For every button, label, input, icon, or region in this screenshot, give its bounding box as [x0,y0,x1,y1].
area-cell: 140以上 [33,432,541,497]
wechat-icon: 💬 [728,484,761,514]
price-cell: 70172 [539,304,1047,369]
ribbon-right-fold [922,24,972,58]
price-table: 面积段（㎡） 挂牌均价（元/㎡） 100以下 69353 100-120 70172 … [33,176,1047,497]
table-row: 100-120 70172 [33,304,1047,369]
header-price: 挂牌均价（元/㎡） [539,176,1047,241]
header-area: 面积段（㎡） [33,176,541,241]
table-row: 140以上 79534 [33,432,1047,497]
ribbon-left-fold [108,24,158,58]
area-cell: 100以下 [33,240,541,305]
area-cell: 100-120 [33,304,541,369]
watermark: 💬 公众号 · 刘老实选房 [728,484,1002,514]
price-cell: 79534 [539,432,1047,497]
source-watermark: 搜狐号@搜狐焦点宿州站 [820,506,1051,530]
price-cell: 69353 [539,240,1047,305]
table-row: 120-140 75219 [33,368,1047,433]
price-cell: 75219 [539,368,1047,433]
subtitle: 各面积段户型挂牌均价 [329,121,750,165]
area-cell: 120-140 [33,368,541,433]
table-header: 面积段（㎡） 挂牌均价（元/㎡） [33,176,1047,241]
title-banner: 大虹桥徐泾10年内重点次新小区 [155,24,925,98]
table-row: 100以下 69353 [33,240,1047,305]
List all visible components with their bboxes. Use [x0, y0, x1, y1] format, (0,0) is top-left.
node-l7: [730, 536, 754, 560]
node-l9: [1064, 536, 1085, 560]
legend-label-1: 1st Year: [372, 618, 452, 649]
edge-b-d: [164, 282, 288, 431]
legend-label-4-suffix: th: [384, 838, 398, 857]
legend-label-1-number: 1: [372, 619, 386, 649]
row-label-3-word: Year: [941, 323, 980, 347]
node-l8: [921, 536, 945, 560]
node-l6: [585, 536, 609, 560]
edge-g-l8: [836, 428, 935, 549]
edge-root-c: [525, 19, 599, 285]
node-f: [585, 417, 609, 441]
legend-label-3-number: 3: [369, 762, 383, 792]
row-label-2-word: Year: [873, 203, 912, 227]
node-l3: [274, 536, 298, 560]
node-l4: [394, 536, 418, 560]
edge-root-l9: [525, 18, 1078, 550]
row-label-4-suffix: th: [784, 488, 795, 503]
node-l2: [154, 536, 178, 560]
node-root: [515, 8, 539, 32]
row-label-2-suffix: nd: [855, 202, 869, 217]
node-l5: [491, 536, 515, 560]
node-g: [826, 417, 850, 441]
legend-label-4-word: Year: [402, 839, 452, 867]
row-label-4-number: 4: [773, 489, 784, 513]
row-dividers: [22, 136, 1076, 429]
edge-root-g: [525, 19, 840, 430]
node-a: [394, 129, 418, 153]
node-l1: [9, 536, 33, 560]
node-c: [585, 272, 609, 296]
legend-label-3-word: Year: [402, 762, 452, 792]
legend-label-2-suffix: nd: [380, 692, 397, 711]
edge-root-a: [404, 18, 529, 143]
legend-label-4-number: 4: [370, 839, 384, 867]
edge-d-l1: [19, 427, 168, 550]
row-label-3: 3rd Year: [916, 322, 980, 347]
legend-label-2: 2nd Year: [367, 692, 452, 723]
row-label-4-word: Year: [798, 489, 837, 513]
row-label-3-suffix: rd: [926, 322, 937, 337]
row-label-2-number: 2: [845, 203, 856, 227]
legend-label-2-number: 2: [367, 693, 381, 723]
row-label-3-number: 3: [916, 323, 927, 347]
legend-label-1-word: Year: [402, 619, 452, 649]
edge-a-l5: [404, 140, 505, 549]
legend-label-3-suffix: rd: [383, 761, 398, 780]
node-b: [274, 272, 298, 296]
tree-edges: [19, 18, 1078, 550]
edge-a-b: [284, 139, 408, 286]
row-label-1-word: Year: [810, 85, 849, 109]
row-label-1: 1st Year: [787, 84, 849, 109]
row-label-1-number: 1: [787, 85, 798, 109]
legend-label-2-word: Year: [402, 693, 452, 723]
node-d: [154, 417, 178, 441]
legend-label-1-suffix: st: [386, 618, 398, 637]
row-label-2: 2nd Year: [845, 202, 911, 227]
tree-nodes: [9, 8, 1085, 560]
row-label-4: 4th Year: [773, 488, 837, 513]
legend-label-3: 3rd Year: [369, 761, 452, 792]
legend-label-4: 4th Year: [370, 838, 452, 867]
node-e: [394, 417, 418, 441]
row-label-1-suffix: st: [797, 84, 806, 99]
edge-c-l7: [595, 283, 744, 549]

* [TASK PROMPT]
Can you rewrite every line of the items above, substituting "Grade" for each occurrence of "Year" and leaving everything else unchanged?

* [RESPONSE FOR THIS EXERCISE]
For every button, label, input, icon, or region in this screenshot, give its bounding box as [x0,y0,x1,y1].
area-cell: 140以上 [33,432,541,497]
wechat-icon: 💬 [728,484,761,514]
price-cell: 70172 [539,304,1047,369]
ribbon-right-fold [922,24,972,58]
price-table: 面积段（㎡） 挂牌均价（元/㎡） 100以下 69353 100-120 70172 … [33,176,1047,497]
table-row: 100-120 70172 [33,304,1047,369]
header-price: 挂牌均价（元/㎡） [539,176,1047,241]
header-area: 面积段（㎡） [33,176,541,241]
table-row: 140以上 79534 [33,432,1047,497]
ribbon-left-fold [108,24,158,58]
area-cell: 100以下 [33,240,541,305]
area-cell: 100-120 [33,304,541,369]
watermark: 💬 公众号 · 刘老实选房 [728,484,1002,514]
price-cell: 79534 [539,432,1047,497]
source-watermark: 搜狐号@搜狐焦点宿州站 [820,506,1051,530]
price-cell: 69353 [539,240,1047,305]
table-row: 120-140 75219 [33,368,1047,433]
price-cell: 75219 [539,368,1047,433]
subtitle: 各面积段户型挂牌均价 [329,121,750,165]
area-cell: 120-140 [33,368,541,433]
table-header: 面积段（㎡） 挂牌均价（元/㎡） [33,176,1047,241]
title-banner: 大虹桥徐泾10年内重点次新小区 [155,24,925,98]
table-row: 100以下 69353 [33,240,1047,305]
List all visible components with their bboxes. Use [x0, y0, x1, y1] format, (0,0) is top-left.
node-l7: [730, 536, 754, 560]
node-l9: [1064, 536, 1085, 560]
legend-label-1: 1st Grade: [372, 618, 452, 649]
edge-b-d: [164, 282, 288, 431]
legend-label-4-suffix: th: [384, 838, 398, 857]
legend-label-1-number: 1: [372, 619, 386, 649]
row-label-3-word: Grade: [941, 323, 980, 347]
node-l8: [921, 536, 945, 560]
node-l6: [585, 536, 609, 560]
edge-g-l8: [836, 428, 935, 549]
edge-root-c: [525, 19, 599, 285]
node-f: [585, 417, 609, 441]
legend-label-3-number: 3: [369, 762, 383, 792]
row-label-2-word: Grade: [873, 203, 912, 227]
node-l3: [274, 536, 298, 560]
node-l4: [394, 536, 418, 560]
edge-root-l9: [525, 18, 1078, 550]
row-label-4-suffix: th: [784, 488, 795, 503]
node-l2: [154, 536, 178, 560]
node-root: [515, 8, 539, 32]
row-label-2-suffix: nd: [855, 202, 869, 217]
node-l5: [491, 536, 515, 560]
node-g: [826, 417, 850, 441]
legend-label-4-word: Grade: [402, 839, 452, 867]
row-label-4-number: 4: [773, 489, 784, 513]
row-dividers: [22, 136, 1076, 429]
edge-root-g: [525, 19, 840, 430]
node-a: [394, 129, 418, 153]
node-l1: [9, 536, 33, 560]
node-c: [585, 272, 609, 296]
legend-label-3-word: Grade: [402, 762, 452, 792]
legend-label-2-suffix: nd: [380, 692, 397, 711]
edge-root-a: [404, 18, 529, 143]
legend-label-4-number: 4: [370, 839, 384, 867]
edge-d-l1: [19, 427, 168, 550]
row-label-3: 3rd Grade: [916, 322, 980, 347]
legend-label-2: 2nd Grade: [367, 692, 452, 723]
row-label-4-word: Grade: [798, 489, 837, 513]
row-label-3-suffix: rd: [926, 322, 937, 337]
row-label-2-number: 2: [845, 203, 856, 227]
legend-label-2-number: 2: [367, 693, 381, 723]
row-label-3-number: 3: [916, 323, 927, 347]
legend-label-1-word: Grade: [402, 619, 452, 649]
edge-a-l5: [404, 140, 505, 549]
legend-label-3-suffix: rd: [383, 761, 398, 780]
node-b: [274, 272, 298, 296]
tree-edges: [19, 18, 1078, 550]
edge-a-b: [284, 139, 408, 286]
row-label-1-word: Grade: [810, 85, 849, 109]
row-label-1: 1st Grade: [787, 84, 849, 109]
row-label-1-number: 1: [787, 85, 798, 109]
legend-label-2-word: Grade: [402, 693, 452, 723]
node-d: [154, 417, 178, 441]
legend-label-1-suffix: st: [386, 618, 398, 637]
row-label-2: 2nd Grade: [845, 202, 911, 227]
tree-nodes: [9, 8, 1085, 560]
row-label-4: 4th Grade: [773, 488, 837, 513]
legend-label-3: 3rd Grade: [369, 761, 452, 792]
legend-label-4: 4th Grade: [370, 838, 452, 867]
node-e: [394, 417, 418, 441]
row-label-1-suffix: st: [797, 84, 806, 99]
edge-c-l7: [595, 283, 744, 549]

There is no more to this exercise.